(Passage):

Abstract

An explanation for the ability to optically encode χ⁽²⁾ gratings in centrosymmetric materials has eluded experimentalists and theorists for nearly a decade. Central to the problem is the creation of a large internal dc field (~10⁶ V/m) that alternates with the periodicity necessary for quasi-phase matching. These fields are believed to couple to χ⁽³⁾ of the media to create the χ⁽²⁾ grating responsible for efficient frequency doubling. Q-switched mode-locked pulses at 1.064 μm and 532 nm were used to create χ⁽²⁾ gratings in 1 cm thick samples of a high-barium low-alkali borosilicate glass (SK5, Schott Corp.). Preparation studies revealed an IR intensity threshold dependence of the order of gigiawatts per square centimeter. With the preparing IR intensity held constant at a value sufficiently above the IR threshold, we observed an exponential dependence in the optical encoding of effective χ⁽²⁾ values versus the second harmonic intensity for writing values above 100 W/cm². As the preparing green intensity is lowered, however, a sharp resonance is seen where the amplitude of the encoded grating is over 2 orders of magnitude above the value of the extrapolated exponential fit. This behavior has been observed at both room and liquid nitrogen temperatures.

© 1992 Optical Society of America

(Task requirements):
Copy the abstract on optically encoded χ⁽²⁾ gratings in borosilicate glass word for word, from its heading through the copyright line. The data after this abstract play no part here.

(Stored rows):
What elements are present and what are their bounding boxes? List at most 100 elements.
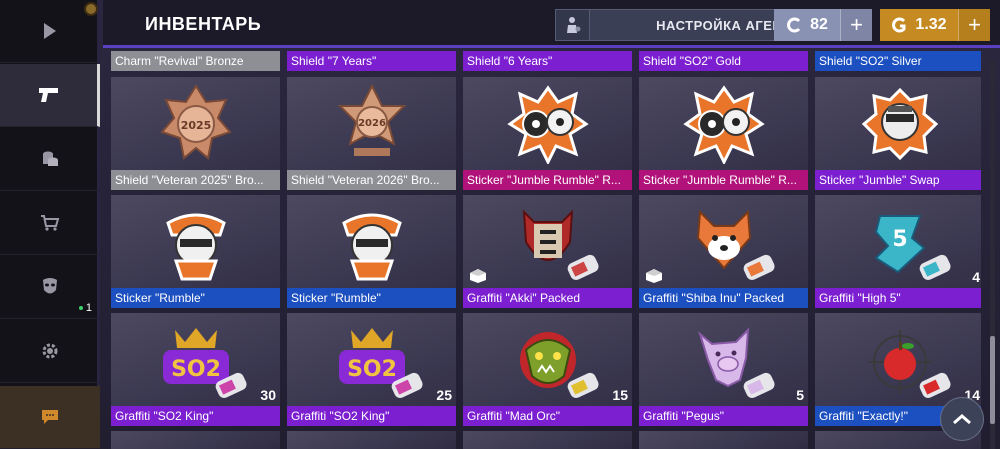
item-art: 5 — [815, 195, 981, 288]
item-name: Graffiti "High 5" — [815, 288, 981, 308]
item-name: Graffiti "Pegus" — [639, 406, 808, 426]
item-art — [463, 195, 632, 288]
item-art: 2025 — [111, 77, 280, 170]
item-name: Sticker "Jumble Rumble" R... — [463, 170, 632, 190]
item-art — [815, 313, 981, 406]
spray-can-icon — [215, 372, 247, 398]
sidebar-item-coins[interactable] — [0, 128, 100, 191]
scroll-to-top-button[interactable] — [940, 397, 984, 441]
clan-badge: 1 — [78, 302, 92, 314]
inventory-item[interactable] — [111, 431, 280, 449]
gear-icon — [42, 343, 58, 359]
inventory-item[interactable]: Sticker "Jumble Rumble" R... — [463, 77, 632, 190]
sidebar-item-play[interactable] — [0, 0, 100, 63]
rumble-sticker-icon — [341, 213, 402, 280]
sidebar-item-settings[interactable] — [0, 320, 100, 383]
add-gold-button[interactable]: + — [958, 9, 990, 41]
pistol-icon — [38, 88, 58, 102]
jumble-swap-sticker-icon — [861, 87, 938, 160]
gold-amount-box: 1.32 — [880, 16, 958, 34]
spray-can-icon — [743, 372, 775, 398]
inventory-item[interactable]: Sticker "Rumble" — [287, 195, 456, 308]
scrollbar-thumb[interactable] — [990, 336, 995, 424]
jumble-rumble-sticker-icon — [682, 84, 765, 164]
tile-name-strip[interactable]: Shield "SO2" Silver — [815, 51, 981, 71]
item-art — [463, 77, 632, 170]
inventory-item[interactable]: 5 4 Graffiti "High 5" — [815, 195, 981, 308]
gold-amount: 1.32 — [915, 16, 947, 33]
coins-icon — [43, 151, 58, 166]
inventory-item[interactable]: Sticker "Jumble Rumble" R... — [639, 77, 808, 190]
item-count: 4 — [972, 269, 980, 285]
add-silver-button[interactable]: + — [840, 9, 872, 41]
chat-icon — [42, 410, 58, 424]
cart-icon — [41, 215, 60, 231]
sidebar-item-shop[interactable] — [0, 192, 100, 255]
item-art: SO2 — [287, 313, 456, 406]
jumble-rumble-sticker-icon — [506, 84, 589, 164]
inventory-item[interactable]: 2025 Shield "Veteran 2025" Bro... — [111, 77, 280, 190]
inventory-item[interactable]: Sticker "Rumble" — [111, 195, 280, 308]
spray-can-icon — [919, 254, 951, 280]
item-name: Shield "Veteran 2026" Bro... — [287, 170, 456, 190]
inventory-item[interactable] — [639, 431, 808, 449]
packed-box-icon — [646, 269, 662, 283]
inventory-item[interactable]: SO2 30 Graffiti "SO2 King" — [111, 313, 280, 426]
item-name: Graffiti "Akki" Packed — [463, 288, 632, 308]
sidebar-item-inventory[interactable] — [0, 64, 100, 127]
inventory-grid: Charm "Revival" Bronze Shield "7 Years" … — [111, 51, 981, 449]
inventory-item[interactable]: Graffiti "Shiba Inu" Packed — [639, 195, 808, 308]
spray-can-icon — [567, 372, 599, 398]
spray-can-icon — [743, 254, 775, 280]
tile-name-strip[interactable]: Charm "Revival" Bronze — [111, 51, 280, 71]
svg-text:2025: 2025 — [180, 119, 211, 132]
tile-name-strip[interactable]: Shield "7 Years" — [287, 51, 456, 71]
chevron-up-icon — [953, 414, 971, 425]
svg-text:2026: 2026 — [358, 118, 386, 129]
item-name: Graffiti "Shiba Inu" Packed — [639, 288, 808, 308]
silver-amount-box: 82 — [774, 16, 840, 34]
rumble-sticker-icon — [165, 213, 226, 280]
spray-can-icon — [919, 372, 951, 398]
veteran-shield-2026-icon: 2026 — [337, 83, 406, 156]
item-name: Graffiti "SO2 King" — [111, 406, 280, 426]
item-name: Shield "Veteran 2025" Bro... — [111, 170, 280, 190]
sidebar-item-clan[interactable]: 1 — [0, 256, 100, 319]
veteran-shield-2025-icon: 2025 — [159, 83, 232, 160]
item-art: SO2 — [111, 313, 280, 406]
inventory-item[interactable] — [463, 431, 632, 449]
item-name: Sticker "Jumble Rumble" R... — [639, 170, 808, 190]
inventory-item[interactable]: Graffiti "Akki" Packed — [463, 195, 632, 308]
tile-name-strip[interactable]: Shield "SO2" Gold — [639, 51, 808, 71]
svg-text:5: 5 — [892, 227, 907, 252]
item-art — [639, 195, 808, 288]
item-count: 15 — [612, 387, 628, 403]
agent-icon — [566, 17, 580, 33]
item-art — [111, 195, 280, 288]
inventory-item[interactable]: SO2 25 Graffiti "SO2 King" — [287, 313, 456, 426]
item-art — [287, 195, 456, 288]
page-title: ИНВЕНТАРЬ — [145, 14, 262, 34]
gold-coin-icon — [892, 17, 906, 33]
item-art — [639, 77, 808, 170]
item-art — [815, 77, 981, 170]
item-art: 2026 — [287, 77, 456, 170]
item-art — [639, 313, 808, 406]
gold-currency: 1.32 + — [880, 9, 990, 41]
item-count: 25 — [436, 387, 452, 403]
inventory-item[interactable]: 5 Graffiti "Pegus" — [639, 313, 808, 426]
inventory-item[interactable]: Sticker "Jumble" Swap — [815, 77, 981, 190]
silver-amount: 82 — [810, 16, 828, 33]
inventory-item[interactable] — [287, 431, 456, 449]
spray-can-icon — [567, 254, 599, 280]
item-art — [463, 313, 632, 406]
item-name: Sticker "Jumble" Swap — [815, 170, 981, 190]
sidebar-item-chat[interactable] — [0, 386, 100, 449]
tile-name-strip[interactable]: Shield "6 Years" — [463, 51, 632, 71]
item-count: 30 — [260, 387, 276, 403]
agent-icon-box — [556, 10, 590, 40]
inventory-item[interactable]: 15 Graffiti "Mad Orc" — [463, 313, 632, 426]
silver-currency: 82 + — [774, 9, 872, 41]
item-name: Sticker "Rumble" — [287, 288, 456, 308]
inventory-item[interactable]: 2026 Shield "Veteran 2026" Bro... — [287, 77, 456, 190]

(Worked solution):
Abstract

An explanation for the ability to optically encode χ⁽²⁾ gratings in centrosymmetric materials has eluded experimentalists and theorists for nearly a decade. Central to the problem is the creation of a large internal dc field (~10⁶ V/m) that alternates with the periodicity necessary for quasi-phase matching. These fields are believed to couple to χ⁽³⁾ of the media to create the χ⁽²⁾ grating responsible for efficient frequency doubling. Q-switched mode-locked pulses at 1.064 μm and 532 nm were used to create χ⁽²⁾ gratings in 1 cm thick samples of a high-barium low-alkali borosilicate glass (SK5, Schott Corp.). Preparation studies revealed an IR intensity threshold dependence of the order of gigiawatts per square centimeter. With the preparing IR intensity held constant at a value sufficiently above the IR threshold, we observed an exponential dependence in the optical encoding of effective χ⁽²⁾ values versus the second harmonic intensity for writing values above 100 W/cm². As the preparing green intensity is lowered, however, a sharp resonance is seen where the amplitude of the encoded grating is over 2 orders of magnitude above the value of the extrapolated exponential fit. This behavior has been observed at both room and liquid nitrogen temperatures.

© 1992 Optical Society of America